◆ Exercise description
Within the data that follows, how many lines carry the string "wind"? Give the number alone.

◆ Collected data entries
^^^^

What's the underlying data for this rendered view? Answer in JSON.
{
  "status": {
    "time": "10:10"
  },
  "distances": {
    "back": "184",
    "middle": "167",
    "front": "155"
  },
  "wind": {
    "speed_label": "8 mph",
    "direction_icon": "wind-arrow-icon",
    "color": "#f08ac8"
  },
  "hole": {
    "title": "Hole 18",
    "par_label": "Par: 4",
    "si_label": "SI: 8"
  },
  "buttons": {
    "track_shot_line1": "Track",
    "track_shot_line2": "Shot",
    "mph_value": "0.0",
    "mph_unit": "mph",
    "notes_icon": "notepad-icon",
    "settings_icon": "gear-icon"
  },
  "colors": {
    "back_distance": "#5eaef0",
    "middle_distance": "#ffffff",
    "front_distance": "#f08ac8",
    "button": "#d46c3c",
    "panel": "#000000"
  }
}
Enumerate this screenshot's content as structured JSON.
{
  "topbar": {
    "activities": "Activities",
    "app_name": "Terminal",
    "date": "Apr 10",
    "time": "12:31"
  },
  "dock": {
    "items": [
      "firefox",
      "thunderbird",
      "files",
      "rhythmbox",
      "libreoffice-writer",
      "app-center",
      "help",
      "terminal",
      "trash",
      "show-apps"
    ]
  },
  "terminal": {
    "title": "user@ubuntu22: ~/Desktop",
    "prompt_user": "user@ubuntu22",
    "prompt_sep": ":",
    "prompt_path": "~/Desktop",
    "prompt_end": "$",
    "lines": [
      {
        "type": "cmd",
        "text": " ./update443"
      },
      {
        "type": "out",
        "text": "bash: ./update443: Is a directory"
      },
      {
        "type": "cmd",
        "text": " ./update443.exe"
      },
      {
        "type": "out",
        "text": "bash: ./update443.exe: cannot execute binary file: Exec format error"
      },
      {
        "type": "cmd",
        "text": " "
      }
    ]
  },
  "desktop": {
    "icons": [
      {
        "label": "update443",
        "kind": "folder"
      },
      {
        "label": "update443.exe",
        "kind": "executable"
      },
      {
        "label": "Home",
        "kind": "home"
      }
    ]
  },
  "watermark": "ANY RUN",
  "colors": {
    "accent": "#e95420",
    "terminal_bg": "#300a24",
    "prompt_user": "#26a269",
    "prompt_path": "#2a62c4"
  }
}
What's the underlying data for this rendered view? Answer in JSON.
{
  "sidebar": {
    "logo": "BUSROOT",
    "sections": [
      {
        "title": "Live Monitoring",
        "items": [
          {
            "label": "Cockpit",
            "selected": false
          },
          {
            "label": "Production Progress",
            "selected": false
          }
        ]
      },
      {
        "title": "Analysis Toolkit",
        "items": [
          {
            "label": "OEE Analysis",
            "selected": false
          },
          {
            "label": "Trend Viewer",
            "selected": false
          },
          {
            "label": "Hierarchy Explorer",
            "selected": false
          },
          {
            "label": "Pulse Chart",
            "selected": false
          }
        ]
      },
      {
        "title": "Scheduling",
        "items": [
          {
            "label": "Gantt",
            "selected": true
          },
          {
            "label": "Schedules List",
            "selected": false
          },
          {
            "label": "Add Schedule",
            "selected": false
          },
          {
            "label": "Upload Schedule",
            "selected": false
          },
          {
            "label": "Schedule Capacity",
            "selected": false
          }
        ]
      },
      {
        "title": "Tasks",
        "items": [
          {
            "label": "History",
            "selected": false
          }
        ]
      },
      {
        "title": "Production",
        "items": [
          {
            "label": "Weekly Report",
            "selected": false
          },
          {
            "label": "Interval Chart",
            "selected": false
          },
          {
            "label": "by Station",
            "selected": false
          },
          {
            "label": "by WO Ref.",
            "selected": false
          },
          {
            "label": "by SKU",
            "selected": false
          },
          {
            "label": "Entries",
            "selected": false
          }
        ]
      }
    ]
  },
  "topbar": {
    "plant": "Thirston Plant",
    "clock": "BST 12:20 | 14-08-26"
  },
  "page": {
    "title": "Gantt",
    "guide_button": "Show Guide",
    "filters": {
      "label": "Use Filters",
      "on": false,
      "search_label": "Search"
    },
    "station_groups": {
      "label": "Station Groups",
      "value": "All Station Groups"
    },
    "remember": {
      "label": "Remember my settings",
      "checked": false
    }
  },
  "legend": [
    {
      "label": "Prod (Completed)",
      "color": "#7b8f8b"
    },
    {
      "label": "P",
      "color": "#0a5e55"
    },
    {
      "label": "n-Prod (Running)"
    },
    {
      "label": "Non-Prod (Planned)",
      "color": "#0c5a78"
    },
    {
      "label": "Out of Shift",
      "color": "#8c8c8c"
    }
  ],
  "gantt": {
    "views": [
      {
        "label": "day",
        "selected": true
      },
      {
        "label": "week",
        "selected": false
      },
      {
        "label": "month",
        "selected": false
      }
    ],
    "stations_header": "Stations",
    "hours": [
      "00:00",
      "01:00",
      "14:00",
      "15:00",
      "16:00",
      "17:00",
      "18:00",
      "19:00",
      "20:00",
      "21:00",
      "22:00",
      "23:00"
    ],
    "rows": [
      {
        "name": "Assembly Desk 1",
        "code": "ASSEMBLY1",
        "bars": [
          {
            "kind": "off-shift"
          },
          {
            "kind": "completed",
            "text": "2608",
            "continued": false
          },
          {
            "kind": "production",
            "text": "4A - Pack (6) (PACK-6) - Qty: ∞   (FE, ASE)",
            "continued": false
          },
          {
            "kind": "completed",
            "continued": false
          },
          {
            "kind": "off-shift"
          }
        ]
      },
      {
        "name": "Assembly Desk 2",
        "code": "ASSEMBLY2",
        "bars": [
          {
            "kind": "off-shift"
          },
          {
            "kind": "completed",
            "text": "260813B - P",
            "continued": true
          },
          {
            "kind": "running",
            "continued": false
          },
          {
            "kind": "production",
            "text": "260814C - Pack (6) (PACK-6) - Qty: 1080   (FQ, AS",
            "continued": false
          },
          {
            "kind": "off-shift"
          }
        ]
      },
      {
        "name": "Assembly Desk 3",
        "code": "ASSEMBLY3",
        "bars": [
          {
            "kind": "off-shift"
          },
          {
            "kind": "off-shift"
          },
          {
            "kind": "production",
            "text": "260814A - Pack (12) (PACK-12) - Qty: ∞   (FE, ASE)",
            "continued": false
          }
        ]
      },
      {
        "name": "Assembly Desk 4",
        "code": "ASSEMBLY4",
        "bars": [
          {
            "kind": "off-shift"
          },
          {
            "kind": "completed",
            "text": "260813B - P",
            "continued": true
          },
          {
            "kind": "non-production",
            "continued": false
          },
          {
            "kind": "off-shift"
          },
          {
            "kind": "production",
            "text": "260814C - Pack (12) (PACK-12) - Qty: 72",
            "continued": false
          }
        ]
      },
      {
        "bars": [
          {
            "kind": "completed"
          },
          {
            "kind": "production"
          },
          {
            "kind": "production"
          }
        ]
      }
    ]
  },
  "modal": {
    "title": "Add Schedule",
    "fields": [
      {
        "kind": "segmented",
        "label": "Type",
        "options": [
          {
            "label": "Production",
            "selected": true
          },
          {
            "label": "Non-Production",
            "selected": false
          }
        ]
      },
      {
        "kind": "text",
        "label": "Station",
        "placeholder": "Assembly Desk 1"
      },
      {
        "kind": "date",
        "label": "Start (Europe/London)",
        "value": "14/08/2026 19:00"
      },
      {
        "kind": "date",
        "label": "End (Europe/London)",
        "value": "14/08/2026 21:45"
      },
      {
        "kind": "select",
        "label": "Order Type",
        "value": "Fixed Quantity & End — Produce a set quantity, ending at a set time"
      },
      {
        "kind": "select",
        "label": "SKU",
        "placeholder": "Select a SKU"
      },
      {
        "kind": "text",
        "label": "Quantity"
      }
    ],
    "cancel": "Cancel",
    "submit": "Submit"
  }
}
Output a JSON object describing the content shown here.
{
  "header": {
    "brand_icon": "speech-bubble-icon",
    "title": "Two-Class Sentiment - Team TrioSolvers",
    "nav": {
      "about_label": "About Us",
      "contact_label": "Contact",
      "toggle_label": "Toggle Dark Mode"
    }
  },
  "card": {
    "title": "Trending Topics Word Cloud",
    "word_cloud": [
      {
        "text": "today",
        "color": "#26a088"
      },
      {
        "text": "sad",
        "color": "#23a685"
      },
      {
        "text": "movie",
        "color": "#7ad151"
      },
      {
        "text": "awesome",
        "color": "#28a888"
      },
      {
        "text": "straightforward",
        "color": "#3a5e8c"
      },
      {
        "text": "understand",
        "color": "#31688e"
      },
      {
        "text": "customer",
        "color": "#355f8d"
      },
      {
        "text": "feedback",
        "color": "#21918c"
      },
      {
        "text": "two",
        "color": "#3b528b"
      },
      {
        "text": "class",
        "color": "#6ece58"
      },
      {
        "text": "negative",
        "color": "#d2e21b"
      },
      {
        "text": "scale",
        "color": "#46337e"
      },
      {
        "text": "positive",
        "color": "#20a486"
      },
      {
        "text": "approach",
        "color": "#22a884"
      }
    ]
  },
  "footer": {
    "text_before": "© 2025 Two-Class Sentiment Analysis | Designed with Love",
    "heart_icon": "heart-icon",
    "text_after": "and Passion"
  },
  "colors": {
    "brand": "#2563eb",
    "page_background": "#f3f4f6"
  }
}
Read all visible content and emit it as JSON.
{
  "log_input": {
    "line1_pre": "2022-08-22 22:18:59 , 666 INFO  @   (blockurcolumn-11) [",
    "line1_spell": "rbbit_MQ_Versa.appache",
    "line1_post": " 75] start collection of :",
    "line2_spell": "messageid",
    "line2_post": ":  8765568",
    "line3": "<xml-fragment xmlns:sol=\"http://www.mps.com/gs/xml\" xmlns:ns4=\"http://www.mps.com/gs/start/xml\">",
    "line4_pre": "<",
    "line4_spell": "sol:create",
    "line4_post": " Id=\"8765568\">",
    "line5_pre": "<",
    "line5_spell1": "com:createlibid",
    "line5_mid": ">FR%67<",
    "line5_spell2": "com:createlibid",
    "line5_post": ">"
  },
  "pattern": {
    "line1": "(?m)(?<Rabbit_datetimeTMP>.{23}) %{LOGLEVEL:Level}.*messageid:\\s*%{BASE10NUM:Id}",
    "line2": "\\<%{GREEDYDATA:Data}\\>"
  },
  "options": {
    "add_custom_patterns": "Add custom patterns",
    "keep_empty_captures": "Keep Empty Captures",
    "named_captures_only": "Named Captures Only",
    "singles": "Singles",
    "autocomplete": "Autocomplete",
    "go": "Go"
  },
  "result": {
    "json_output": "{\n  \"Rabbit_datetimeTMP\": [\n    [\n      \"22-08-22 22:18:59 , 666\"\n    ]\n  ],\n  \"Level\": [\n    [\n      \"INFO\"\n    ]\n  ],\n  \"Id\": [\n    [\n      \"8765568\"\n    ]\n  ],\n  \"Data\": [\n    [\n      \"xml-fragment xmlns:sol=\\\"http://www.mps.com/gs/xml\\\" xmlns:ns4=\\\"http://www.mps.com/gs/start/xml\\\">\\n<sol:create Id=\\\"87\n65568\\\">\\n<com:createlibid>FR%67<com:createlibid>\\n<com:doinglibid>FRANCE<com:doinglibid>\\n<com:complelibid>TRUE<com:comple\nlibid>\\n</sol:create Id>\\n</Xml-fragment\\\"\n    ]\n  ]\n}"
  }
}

^^^^

◆ Reply to the task
2